TASK STATEMENT: Find out how many lines of the material contain the string "Failure" and give only that figure.

— start DATA SHOWN —

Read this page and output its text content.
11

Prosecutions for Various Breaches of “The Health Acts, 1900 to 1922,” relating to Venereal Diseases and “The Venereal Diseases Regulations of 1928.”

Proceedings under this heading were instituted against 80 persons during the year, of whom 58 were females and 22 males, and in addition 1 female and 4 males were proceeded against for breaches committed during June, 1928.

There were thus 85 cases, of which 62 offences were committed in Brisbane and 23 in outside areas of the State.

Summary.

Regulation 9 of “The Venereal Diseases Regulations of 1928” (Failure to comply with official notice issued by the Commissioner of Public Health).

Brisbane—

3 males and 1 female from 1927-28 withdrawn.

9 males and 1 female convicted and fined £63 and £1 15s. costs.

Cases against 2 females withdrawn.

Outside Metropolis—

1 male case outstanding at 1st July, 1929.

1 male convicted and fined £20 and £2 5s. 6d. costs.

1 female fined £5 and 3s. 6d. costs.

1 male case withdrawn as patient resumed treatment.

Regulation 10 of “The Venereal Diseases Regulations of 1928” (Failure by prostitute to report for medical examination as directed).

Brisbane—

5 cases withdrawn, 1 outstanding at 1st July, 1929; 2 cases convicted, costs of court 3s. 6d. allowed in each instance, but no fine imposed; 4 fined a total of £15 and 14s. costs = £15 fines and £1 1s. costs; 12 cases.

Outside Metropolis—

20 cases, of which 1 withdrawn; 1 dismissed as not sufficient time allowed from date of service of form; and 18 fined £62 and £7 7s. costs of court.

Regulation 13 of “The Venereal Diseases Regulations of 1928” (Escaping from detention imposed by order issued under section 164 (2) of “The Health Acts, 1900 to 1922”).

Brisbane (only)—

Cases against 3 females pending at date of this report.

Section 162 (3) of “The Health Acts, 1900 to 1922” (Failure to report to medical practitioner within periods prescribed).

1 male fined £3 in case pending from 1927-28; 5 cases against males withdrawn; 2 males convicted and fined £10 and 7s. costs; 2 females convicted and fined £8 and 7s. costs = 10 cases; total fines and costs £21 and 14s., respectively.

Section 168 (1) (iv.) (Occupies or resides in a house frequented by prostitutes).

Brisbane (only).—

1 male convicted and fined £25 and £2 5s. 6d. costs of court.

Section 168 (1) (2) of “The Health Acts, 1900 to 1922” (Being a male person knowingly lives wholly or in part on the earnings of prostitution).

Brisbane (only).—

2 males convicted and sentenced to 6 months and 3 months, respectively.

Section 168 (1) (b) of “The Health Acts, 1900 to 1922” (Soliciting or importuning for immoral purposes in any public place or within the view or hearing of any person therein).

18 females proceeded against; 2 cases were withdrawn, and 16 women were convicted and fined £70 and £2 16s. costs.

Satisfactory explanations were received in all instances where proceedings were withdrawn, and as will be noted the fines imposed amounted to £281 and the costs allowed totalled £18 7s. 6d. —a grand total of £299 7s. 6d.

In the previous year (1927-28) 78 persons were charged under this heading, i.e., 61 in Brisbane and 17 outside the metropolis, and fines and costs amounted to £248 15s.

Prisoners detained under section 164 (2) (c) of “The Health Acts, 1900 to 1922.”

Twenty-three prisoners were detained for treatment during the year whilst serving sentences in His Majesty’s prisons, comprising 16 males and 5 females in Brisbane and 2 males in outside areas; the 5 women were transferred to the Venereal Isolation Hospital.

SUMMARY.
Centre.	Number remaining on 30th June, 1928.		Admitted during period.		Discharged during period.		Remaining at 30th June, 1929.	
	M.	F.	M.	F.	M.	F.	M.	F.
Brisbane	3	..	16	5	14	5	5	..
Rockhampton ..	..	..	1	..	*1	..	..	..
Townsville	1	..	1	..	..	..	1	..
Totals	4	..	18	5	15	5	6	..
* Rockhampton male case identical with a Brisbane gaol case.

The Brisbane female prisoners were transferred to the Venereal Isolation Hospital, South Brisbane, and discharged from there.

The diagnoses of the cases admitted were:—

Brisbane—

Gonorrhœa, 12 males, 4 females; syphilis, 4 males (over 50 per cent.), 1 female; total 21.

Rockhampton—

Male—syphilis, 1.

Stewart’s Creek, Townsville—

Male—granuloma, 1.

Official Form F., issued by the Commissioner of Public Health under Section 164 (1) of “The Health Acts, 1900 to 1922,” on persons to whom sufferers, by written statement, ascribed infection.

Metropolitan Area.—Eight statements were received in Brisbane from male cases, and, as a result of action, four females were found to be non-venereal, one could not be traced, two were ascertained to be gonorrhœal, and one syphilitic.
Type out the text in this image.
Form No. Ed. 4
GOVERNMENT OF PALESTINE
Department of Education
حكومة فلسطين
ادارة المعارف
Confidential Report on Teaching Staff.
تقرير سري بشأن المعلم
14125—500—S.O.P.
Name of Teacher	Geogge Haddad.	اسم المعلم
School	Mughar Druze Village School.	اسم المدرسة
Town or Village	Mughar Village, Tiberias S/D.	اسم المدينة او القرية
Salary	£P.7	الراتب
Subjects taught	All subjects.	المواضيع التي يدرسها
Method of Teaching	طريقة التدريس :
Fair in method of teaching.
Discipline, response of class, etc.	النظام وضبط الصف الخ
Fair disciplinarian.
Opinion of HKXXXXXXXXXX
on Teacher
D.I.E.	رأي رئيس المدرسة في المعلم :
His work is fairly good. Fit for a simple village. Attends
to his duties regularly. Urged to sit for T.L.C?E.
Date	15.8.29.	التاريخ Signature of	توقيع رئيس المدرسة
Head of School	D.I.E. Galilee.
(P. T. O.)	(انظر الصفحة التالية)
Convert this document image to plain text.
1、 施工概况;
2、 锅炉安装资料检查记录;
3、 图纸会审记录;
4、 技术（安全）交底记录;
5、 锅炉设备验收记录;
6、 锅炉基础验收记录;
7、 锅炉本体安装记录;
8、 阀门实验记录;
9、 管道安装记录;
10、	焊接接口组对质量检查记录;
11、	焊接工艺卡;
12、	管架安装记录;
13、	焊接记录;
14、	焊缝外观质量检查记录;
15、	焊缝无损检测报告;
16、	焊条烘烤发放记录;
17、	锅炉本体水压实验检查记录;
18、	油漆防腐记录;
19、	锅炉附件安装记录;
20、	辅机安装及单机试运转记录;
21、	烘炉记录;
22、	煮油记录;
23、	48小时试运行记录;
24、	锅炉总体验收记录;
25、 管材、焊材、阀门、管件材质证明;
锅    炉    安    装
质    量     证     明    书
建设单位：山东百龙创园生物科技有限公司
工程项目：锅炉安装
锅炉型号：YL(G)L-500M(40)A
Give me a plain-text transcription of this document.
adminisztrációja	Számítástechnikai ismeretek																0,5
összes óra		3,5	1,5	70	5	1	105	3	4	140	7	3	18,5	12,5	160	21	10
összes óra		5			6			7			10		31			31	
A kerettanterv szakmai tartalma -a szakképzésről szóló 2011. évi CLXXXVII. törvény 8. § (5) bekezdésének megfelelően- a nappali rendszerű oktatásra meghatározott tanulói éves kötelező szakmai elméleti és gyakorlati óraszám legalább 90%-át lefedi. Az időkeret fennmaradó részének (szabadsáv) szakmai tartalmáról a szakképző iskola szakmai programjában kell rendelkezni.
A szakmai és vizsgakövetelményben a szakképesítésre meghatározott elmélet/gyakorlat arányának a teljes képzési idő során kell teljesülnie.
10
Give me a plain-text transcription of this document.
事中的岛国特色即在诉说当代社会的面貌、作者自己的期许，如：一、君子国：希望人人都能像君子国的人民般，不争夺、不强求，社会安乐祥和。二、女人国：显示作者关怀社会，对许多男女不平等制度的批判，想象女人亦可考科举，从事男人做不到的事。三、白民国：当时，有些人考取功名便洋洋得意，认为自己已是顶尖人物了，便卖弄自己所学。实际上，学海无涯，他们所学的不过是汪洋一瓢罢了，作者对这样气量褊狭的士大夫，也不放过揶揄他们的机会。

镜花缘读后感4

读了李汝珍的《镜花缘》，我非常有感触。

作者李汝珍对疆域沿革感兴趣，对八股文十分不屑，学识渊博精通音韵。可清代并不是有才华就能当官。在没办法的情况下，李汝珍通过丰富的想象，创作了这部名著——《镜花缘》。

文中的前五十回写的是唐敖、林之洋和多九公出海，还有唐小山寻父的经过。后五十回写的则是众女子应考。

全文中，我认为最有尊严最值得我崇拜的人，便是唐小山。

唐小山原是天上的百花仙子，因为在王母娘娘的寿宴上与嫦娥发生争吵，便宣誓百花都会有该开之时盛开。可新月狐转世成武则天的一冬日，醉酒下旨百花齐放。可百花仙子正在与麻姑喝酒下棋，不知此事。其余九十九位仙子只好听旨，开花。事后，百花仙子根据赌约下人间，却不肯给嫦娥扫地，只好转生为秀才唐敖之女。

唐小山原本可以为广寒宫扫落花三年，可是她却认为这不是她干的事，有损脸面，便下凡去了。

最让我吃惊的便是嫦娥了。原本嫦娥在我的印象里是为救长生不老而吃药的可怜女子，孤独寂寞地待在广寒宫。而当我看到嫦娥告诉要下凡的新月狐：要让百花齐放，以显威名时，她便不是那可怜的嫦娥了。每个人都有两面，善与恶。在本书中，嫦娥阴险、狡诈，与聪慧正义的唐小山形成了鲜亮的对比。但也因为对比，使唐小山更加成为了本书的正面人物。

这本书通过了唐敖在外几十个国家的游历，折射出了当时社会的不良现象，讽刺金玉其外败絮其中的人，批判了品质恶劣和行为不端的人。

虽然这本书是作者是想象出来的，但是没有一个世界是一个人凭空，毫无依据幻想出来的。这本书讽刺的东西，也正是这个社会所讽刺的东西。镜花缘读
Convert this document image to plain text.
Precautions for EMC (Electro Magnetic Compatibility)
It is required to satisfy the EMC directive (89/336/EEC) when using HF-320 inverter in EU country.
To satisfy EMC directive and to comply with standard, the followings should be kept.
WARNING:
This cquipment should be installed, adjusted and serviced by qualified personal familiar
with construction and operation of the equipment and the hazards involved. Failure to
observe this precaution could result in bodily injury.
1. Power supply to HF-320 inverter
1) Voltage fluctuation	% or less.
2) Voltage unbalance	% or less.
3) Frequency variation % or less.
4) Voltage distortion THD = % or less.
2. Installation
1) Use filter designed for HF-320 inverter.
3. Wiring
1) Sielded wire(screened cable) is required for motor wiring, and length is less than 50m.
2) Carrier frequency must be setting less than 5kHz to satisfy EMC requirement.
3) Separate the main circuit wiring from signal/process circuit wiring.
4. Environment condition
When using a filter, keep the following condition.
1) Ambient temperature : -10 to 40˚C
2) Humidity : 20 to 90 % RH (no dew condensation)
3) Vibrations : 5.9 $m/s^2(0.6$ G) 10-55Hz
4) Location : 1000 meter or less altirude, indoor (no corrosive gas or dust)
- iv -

— end DATA SHOWN —

ANSWER BELOW: 4